◆ **THE REQUEST**:
Copy out each line of the material below with no changes.

◆ **DATASET ROWS**:
........

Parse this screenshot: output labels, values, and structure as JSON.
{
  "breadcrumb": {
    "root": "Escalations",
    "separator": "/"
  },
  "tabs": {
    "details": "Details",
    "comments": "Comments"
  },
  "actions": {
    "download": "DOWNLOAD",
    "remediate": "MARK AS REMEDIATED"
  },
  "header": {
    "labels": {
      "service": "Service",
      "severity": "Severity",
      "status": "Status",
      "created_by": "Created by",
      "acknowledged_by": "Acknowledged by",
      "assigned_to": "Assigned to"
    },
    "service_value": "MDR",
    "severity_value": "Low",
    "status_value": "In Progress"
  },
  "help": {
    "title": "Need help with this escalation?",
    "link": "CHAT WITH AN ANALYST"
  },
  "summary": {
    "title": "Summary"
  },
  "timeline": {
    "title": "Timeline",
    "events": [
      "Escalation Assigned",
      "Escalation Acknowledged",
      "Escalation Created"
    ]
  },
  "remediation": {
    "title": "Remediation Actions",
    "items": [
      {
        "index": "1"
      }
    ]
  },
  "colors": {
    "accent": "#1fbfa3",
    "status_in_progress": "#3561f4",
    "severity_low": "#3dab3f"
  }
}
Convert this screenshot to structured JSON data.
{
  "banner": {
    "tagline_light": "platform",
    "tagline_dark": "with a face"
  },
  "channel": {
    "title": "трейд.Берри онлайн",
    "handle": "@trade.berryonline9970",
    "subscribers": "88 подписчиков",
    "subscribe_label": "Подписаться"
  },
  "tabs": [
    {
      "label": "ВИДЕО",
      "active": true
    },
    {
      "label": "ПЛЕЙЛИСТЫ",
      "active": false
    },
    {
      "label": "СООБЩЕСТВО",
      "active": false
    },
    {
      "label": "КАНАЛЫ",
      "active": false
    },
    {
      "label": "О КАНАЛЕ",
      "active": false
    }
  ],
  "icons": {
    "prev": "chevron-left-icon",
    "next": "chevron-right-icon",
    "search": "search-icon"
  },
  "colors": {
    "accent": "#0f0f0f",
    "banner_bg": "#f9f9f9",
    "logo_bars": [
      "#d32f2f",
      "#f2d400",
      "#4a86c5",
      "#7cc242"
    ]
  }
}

........

◆ **TASK SOLUTION**:
Parse this screenshot: output labels, values, and structure as JSON.
{
  "breadcrumb": {
    "root": "Escalations",
    "separator": "/"
  },
  "tabs": {
    "details": "Details",
    "comments": "Comments"
  },
  "actions": {
    "download": "DOWNLOAD",
    "remediate": "MARK AS REMEDIATED"
  },
  "header": {
    "labels": {
      "service": "Service",
      "severity": "Severity",
      "status": "Status",
      "created_by": "Created by",
      "acknowledged_by": "Acknowledged by",
      "assigned_to": "Assigned to"
    },
    "service_value": "MDR",
    "severity_value": "Low",
    "status_value": "In Progress"
  },
  "help": {
    "title": "Need help with this escalation?",
    "link": "CHAT WITH AN ANALYST"
  },
  "summary": {
    "title": "Summary"
  },
  "timeline": {
    "title": "Timeline",
    "events": [
      "Escalation Assigned",
      "Escalation Acknowledged",
      "Escalation Created"
    ]
  },
  "remediation": {
    "title": "Remediation Actions",
    "items": [
      {
        "index": "1"
      }
    ]
  },
  "colors": {
    "accent": "#1fbfa3",
    "status_in_progress": "#3561f4",
    "severity_low": "#3dab3f"
  }
}
Convert this screenshot to structured JSON data.
{
  "banner": {
    "tagline_light": "platform",
    "tagline_dark": "with a face"
  },
  "channel": {
    "title": "трейд.Берри онлайн",
    "handle": "@trade.berryonline9970",
    "subscribers": "88 подписчиков",
    "subscribe_label": "Подписаться"
  },
  "tabs": [
    {
      "label": "ВИДЕО",
      "active": true
    },
    {
      "label": "ПЛЕЙЛИСТЫ",
      "active": false
    },
    {
      "label": "СООБЩЕСТВО",
      "active": false
    },
    {
      "label": "КАНАЛЫ",
      "active": false
    },
    {
      "label": "О КАНАЛЕ",
      "active": false
    }
  ],
  "icons": {
    "prev": "chevron-left-icon",
    "next": "chevron-right-icon",
    "search": "search-icon"
  },
  "colors": {
    "accent": "#0f0f0f",
    "banner_bg": "#f9f9f9",
    "logo_bars": [
      "#d32f2f",
      "#f2d400",
      "#4a86c5",
      "#7cc242"
    ]
  }
}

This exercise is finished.